- Opening Delimiter -

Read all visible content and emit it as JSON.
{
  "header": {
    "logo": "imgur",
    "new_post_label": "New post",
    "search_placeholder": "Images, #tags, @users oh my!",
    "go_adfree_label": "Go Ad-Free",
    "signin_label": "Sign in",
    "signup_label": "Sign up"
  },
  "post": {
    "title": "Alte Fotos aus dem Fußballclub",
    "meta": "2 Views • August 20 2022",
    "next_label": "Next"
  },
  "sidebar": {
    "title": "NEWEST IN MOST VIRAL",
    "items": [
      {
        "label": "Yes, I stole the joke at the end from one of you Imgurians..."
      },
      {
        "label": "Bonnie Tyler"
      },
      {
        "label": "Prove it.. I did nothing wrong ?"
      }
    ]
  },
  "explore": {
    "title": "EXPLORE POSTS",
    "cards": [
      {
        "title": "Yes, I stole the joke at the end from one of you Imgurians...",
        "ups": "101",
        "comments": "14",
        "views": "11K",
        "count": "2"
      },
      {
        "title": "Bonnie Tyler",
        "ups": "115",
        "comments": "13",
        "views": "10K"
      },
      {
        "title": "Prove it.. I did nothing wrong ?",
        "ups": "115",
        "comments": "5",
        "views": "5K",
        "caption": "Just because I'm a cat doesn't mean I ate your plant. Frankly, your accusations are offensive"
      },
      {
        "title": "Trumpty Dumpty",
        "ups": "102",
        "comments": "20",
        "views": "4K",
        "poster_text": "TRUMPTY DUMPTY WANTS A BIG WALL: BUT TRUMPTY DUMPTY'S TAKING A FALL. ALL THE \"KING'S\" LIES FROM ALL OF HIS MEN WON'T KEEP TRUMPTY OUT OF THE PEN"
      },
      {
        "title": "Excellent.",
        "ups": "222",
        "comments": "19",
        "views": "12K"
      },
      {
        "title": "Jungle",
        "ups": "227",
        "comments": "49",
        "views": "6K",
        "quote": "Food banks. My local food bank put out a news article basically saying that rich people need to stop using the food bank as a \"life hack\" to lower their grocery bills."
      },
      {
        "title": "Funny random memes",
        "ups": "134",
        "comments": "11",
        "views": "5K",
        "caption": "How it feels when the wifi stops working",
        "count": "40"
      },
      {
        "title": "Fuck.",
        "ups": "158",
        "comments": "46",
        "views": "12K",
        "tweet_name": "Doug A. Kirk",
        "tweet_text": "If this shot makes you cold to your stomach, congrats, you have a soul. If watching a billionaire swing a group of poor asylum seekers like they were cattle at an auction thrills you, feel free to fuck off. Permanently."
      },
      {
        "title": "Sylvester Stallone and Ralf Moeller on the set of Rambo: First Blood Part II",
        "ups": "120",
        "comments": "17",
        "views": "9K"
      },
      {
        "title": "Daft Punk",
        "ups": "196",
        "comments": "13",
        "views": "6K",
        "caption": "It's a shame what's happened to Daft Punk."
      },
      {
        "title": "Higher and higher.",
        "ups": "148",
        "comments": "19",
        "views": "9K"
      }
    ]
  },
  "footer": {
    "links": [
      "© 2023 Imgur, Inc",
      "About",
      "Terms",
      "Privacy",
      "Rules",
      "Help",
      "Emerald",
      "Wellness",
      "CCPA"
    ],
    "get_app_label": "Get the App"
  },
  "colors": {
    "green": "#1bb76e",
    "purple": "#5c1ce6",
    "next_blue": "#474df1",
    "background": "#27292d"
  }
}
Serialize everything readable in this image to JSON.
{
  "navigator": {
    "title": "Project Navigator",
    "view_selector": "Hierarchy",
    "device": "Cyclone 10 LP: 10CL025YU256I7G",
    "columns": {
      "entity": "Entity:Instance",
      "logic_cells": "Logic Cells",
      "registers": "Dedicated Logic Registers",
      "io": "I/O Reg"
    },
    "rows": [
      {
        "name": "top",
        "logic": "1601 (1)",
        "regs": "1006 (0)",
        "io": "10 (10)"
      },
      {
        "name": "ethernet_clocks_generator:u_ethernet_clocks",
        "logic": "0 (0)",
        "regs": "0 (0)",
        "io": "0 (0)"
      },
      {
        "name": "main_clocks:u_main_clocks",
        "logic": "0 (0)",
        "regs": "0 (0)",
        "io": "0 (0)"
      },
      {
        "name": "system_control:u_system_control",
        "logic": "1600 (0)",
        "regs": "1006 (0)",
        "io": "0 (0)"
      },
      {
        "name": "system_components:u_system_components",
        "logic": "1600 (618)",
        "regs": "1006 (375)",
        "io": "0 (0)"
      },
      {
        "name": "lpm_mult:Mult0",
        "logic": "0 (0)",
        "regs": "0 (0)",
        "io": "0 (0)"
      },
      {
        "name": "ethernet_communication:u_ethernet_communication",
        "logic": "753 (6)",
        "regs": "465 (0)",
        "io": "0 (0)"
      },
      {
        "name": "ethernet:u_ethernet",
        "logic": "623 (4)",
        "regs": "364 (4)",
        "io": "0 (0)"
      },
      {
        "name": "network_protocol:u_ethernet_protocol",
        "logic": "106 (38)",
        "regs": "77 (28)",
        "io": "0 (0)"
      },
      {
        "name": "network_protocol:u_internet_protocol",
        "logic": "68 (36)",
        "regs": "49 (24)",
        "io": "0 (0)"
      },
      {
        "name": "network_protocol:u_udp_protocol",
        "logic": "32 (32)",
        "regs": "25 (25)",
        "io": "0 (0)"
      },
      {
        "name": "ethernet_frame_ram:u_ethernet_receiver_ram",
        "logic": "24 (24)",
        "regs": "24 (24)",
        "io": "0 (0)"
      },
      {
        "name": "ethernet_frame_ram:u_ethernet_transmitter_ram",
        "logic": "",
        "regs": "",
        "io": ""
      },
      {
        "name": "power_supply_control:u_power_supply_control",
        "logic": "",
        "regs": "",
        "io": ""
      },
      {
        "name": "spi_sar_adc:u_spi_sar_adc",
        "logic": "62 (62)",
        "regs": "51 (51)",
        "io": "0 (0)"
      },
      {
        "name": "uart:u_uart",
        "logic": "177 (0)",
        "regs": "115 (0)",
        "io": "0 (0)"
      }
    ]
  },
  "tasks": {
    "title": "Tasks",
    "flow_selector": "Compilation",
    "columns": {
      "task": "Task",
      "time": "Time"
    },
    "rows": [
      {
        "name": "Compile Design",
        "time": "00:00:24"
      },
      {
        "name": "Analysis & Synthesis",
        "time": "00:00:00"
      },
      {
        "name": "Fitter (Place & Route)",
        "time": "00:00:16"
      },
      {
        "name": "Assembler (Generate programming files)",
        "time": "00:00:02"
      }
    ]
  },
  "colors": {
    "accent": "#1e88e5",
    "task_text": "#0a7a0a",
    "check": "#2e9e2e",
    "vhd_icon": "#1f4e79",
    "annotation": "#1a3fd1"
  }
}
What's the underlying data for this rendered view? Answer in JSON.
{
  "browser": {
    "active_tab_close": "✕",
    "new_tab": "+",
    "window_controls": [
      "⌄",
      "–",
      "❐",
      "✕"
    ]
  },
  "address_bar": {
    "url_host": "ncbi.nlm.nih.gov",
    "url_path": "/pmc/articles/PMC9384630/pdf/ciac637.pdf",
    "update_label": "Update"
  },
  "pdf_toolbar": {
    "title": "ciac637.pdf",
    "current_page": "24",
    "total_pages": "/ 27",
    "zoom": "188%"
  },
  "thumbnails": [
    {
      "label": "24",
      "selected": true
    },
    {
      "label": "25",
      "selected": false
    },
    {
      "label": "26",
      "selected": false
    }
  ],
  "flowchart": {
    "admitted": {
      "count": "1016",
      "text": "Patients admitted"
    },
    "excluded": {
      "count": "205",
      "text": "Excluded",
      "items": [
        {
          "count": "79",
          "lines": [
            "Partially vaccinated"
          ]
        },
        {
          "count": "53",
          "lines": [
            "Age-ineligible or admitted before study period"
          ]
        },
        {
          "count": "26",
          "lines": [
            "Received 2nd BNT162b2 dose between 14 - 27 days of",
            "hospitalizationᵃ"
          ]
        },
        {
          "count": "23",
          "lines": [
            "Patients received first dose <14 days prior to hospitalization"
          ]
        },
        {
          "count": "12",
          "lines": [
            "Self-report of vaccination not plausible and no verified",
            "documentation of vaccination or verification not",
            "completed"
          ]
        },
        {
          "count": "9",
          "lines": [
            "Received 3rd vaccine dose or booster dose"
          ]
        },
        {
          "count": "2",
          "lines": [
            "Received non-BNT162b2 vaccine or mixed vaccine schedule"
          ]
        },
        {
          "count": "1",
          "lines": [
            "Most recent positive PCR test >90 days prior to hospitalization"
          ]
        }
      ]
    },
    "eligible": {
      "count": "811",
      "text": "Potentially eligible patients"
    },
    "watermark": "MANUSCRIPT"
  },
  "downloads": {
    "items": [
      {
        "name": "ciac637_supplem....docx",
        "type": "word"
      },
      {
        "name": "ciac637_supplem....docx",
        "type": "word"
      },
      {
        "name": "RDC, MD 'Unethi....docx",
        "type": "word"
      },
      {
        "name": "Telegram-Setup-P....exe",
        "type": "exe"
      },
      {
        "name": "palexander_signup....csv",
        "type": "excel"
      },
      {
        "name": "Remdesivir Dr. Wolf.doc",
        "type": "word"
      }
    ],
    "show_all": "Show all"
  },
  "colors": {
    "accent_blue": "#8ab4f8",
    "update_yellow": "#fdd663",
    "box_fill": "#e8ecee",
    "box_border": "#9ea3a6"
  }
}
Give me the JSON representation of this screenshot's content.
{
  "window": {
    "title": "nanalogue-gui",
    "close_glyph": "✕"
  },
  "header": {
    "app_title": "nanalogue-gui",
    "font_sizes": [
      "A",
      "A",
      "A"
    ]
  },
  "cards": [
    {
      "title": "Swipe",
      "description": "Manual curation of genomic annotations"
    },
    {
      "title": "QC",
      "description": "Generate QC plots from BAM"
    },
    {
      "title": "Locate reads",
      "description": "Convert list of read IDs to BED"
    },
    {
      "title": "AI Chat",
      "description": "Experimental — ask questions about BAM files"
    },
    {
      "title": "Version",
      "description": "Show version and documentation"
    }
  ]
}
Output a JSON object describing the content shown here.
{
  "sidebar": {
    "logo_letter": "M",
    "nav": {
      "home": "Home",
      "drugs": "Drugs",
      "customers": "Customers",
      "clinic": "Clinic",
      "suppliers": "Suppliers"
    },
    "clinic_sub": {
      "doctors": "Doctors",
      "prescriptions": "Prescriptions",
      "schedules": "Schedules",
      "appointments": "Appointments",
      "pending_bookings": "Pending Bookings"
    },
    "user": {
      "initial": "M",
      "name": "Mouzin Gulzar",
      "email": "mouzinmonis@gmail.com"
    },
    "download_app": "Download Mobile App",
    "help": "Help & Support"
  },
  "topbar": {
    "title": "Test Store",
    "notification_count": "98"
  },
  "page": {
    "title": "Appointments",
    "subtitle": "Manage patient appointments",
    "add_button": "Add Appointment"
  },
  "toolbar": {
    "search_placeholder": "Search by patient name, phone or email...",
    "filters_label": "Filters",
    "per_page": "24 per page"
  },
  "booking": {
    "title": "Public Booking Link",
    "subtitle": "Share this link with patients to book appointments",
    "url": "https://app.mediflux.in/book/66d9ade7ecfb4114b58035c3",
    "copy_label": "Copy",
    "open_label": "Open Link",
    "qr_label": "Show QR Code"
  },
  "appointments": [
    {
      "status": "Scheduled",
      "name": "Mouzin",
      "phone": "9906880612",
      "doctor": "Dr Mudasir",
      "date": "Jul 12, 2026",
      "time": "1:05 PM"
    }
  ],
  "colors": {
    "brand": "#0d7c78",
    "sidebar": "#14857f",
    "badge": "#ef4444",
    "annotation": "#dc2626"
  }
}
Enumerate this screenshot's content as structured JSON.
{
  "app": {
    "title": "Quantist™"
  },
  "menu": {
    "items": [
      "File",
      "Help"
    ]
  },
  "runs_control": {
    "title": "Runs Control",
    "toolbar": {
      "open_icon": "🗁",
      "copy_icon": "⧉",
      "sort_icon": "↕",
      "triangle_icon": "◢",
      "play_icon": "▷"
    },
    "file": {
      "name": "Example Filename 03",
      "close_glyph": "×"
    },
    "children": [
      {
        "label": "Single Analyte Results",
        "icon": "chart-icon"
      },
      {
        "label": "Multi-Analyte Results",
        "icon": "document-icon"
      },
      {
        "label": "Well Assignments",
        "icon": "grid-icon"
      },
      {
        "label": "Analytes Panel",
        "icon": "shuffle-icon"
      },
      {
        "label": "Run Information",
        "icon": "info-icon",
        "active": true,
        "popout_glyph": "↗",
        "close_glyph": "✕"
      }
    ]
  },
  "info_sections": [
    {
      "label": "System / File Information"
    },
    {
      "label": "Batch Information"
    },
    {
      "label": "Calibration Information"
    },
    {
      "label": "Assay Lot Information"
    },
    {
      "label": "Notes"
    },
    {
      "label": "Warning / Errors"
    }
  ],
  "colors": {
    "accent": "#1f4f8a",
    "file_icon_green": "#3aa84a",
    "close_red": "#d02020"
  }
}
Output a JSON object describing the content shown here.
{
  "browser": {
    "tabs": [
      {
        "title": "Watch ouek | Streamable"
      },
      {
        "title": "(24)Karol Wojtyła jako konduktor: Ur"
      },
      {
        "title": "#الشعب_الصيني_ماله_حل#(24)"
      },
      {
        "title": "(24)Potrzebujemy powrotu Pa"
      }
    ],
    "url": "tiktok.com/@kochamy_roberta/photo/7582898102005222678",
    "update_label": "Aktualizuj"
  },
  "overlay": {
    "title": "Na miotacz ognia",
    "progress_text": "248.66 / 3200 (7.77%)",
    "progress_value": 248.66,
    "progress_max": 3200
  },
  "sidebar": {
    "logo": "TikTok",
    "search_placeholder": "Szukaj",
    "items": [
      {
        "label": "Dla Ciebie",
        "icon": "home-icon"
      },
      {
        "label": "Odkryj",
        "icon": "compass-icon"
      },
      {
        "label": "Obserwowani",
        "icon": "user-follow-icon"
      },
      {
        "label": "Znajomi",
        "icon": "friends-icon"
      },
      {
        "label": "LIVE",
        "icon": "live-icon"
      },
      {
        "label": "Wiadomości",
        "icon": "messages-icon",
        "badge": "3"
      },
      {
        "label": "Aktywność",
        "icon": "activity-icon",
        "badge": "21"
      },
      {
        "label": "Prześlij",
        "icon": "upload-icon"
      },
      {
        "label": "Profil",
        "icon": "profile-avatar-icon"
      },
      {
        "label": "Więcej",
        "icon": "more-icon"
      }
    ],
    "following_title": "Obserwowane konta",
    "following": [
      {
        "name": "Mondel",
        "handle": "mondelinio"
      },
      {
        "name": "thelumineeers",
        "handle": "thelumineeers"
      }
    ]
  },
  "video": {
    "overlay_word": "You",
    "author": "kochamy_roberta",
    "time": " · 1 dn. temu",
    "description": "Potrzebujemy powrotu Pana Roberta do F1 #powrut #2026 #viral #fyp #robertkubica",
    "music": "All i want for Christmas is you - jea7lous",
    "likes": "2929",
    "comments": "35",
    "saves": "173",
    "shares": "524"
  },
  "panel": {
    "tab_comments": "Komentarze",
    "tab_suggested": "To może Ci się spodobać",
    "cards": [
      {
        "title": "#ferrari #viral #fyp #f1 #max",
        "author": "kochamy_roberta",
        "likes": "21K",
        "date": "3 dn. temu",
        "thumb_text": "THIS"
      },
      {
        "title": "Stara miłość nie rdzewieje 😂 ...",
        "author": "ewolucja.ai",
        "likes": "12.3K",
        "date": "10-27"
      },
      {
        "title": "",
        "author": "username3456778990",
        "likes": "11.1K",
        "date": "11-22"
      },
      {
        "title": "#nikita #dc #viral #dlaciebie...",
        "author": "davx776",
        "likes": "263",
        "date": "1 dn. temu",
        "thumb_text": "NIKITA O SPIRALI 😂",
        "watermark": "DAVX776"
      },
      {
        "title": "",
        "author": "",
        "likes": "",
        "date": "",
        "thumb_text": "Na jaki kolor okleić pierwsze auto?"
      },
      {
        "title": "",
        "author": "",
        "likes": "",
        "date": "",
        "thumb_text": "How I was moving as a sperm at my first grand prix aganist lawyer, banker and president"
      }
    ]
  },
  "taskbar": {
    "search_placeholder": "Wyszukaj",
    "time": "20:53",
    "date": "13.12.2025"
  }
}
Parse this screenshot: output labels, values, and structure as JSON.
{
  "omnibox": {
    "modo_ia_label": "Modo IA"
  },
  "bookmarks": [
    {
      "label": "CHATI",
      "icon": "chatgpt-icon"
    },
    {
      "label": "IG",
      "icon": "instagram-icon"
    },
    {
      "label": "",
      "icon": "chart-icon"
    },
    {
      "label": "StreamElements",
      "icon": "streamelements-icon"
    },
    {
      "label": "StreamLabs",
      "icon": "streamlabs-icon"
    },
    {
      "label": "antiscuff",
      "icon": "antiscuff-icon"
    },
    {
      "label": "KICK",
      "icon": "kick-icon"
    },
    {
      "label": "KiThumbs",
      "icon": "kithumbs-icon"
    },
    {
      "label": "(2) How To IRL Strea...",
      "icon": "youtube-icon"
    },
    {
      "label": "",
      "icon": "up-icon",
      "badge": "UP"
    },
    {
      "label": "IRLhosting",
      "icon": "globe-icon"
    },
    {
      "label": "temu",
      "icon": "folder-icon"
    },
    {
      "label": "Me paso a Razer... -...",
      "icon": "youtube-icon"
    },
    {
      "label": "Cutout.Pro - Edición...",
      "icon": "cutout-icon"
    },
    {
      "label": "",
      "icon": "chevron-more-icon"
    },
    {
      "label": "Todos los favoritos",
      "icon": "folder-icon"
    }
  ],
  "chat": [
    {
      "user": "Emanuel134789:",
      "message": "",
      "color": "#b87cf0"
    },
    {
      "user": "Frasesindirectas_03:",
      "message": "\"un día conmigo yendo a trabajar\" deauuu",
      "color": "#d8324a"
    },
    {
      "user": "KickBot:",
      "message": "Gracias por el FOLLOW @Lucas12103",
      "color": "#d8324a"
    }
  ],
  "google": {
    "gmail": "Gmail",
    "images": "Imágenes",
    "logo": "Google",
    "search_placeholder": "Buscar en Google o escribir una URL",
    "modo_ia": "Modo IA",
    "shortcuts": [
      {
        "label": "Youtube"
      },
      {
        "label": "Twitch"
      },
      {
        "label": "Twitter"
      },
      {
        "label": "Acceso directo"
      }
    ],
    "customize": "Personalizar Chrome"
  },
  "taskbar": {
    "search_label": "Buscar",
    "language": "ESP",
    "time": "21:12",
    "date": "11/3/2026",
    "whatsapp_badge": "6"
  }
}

- Closing Delimiter -

**THE TASK**:
Copy the lines of the entries above that mention "time".

**OUTPUT OF THE TASK**:
      "time": "Time"
        "time": "00:00:24"
        "time": "00:00:00"
        "time": "00:00:16"
        "time": "00:00:02"
      "time": "1:05 PM"
    "time": " · 1 dn. temu",
    "time": "20:53",
    "time": "21:12",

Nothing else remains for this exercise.